- [Document text]:
From: Isaku Yamahata <isaku.yamahata@intel.com>

Implement callbacks to enter/exit a TDX VCPU by calling tdh_vp_enter().
Ensure the TDX VCPU is in a correct state to run.

Do not pass arguments from/to vcpu->arch.regs[] unconditionally. Instead,
marshall state to/from the appropriate x86 registers only when needed,
i.e., to handle some TDVMCALL sub-leaves following KVM's ABI to leverage
the existing code.

Signed-off-by: Isaku Yamahata <isaku.yamahata@intel.com>
Signed-off-by: Adrian Hunter <adrian.hunter@intel.com>
Message-ID: <20250129095902.16391-6-adrian.hunter@intel.com>
Signed-off-by: Paolo Bonzini <pbonzini@redhat.com>
---
 arch/x86/kvm/vmx/main.c    | 20 ++++++++++--
 arch/x86/kvm/vmx/tdx.c     | 62 ++++++++++++++++++++++++++++++++++++++
 arch/x86/kvm/vmx/tdx.h     |  3 ++
 arch/x86/kvm/vmx/x86_ops.h |  7 +++++
 4 files changed, 90 insertions(+), 2 deletions(-)

diff --git a/arch/x86/kvm/vmx/main.c b/arch/x86/kvm/vmx/main.c
index 36b6343a011e..037590fc05e9 100644
--- a/arch/x86/kvm/vmx/main.c
+++ b/arch/x86/kvm/vmx/main.c
@@ -145,6 +145,22 @@ static void vt_update_cpu_dirty_logging(struct kvm_vcpu *vcpu)
 	vmx_update_cpu_dirty_logging(vcpu);
 }
 
+static int vt_vcpu_pre_run(struct kvm_vcpu *vcpu)
+{
+	if (is_td_vcpu(vcpu))
+		return tdx_vcpu_pre_run(vcpu);
+
+	return vmx_vcpu_pre_run(vcpu);
+}
+
+static fastpath_t vt_vcpu_run(struct kvm_vcpu *vcpu, bool force_immediate_exit)

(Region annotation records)
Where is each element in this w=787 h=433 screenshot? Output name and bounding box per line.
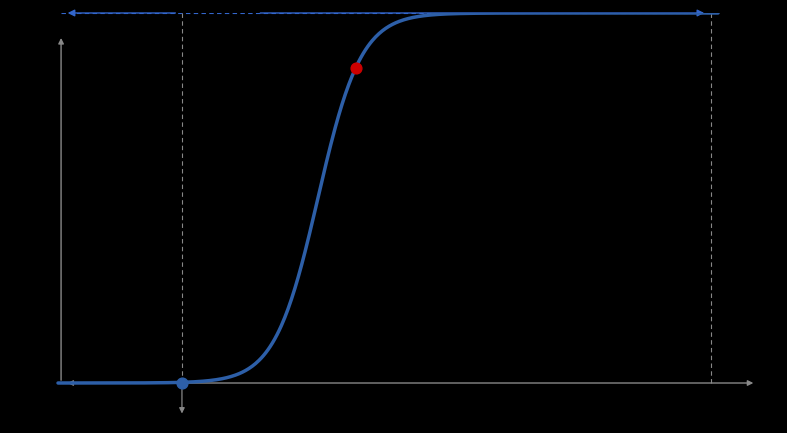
Point: [176, 380, 188, 387]
Point: [349, 65, 362, 71]
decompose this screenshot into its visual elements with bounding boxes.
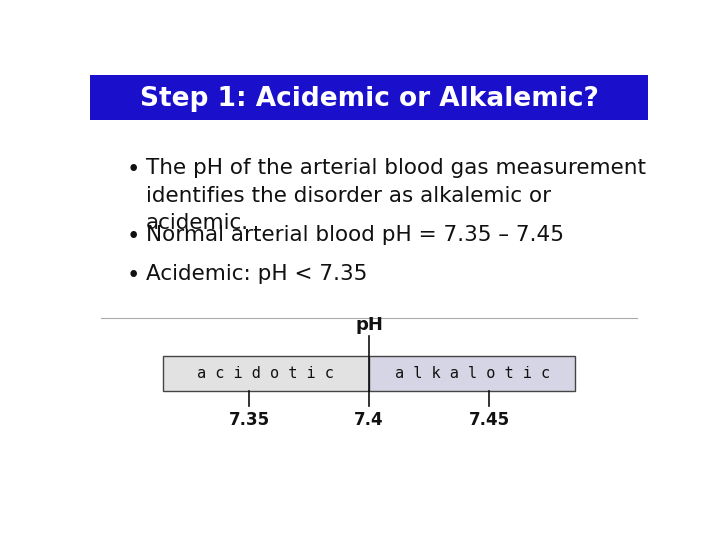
- Text: •: •: [126, 265, 140, 287]
- Text: a c i d o t i c: a c i d o t i c: [197, 366, 334, 381]
- Text: Normal arterial blood pH = 7.35 – 7.45: Normal arterial blood pH = 7.35 – 7.45: [145, 225, 564, 245]
- Text: Step 1: Acidemic or Alkalemic?: Step 1: Acidemic or Alkalemic?: [140, 86, 598, 112]
- Text: a l k a l o t i c: a l k a l o t i c: [395, 366, 550, 381]
- FancyBboxPatch shape: [90, 75, 648, 120]
- Text: 7.35: 7.35: [228, 411, 269, 429]
- Text: Acidemic: pH < 7.35: Acidemic: pH < 7.35: [145, 265, 367, 285]
- Text: •: •: [126, 158, 140, 181]
- Bar: [369, 356, 575, 391]
- Text: 7.4: 7.4: [354, 411, 384, 429]
- Text: The pH of the arterial blood gas measurement
identifies the disorder as alkalemi: The pH of the arterial blood gas measure…: [145, 158, 646, 233]
- Text: •: •: [126, 225, 140, 248]
- Text: pH: pH: [355, 316, 383, 334]
- Bar: [163, 356, 369, 391]
- Text: 7.45: 7.45: [469, 411, 510, 429]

- [Tasks and exercises]:
a – Please copy the patch starting with "From: Isaku Yamahata" and going on through "state to run.", and replace "TDX VCPU" with "TDX vCPU".
b – List every file path that the patch's change summary shows as modified.
Use only the patch to answer.

- [Answer list]:
a –
From: Isaku Yamahata <isaku.yamahata@intel.com>

Implement callbacks to enter/exit a TDX vCPU by calling tdh_vp_enter().
Ensure the TDX vCPU is in a correct state to run.

b –
- arch/x86/kvm/vmx/main.c
- arch/x86/kvm/vmx/tdx.c
- arch/x86/kvm/vmx/tdx.h
- arch/x86/kvm/vmx/x86_ops.h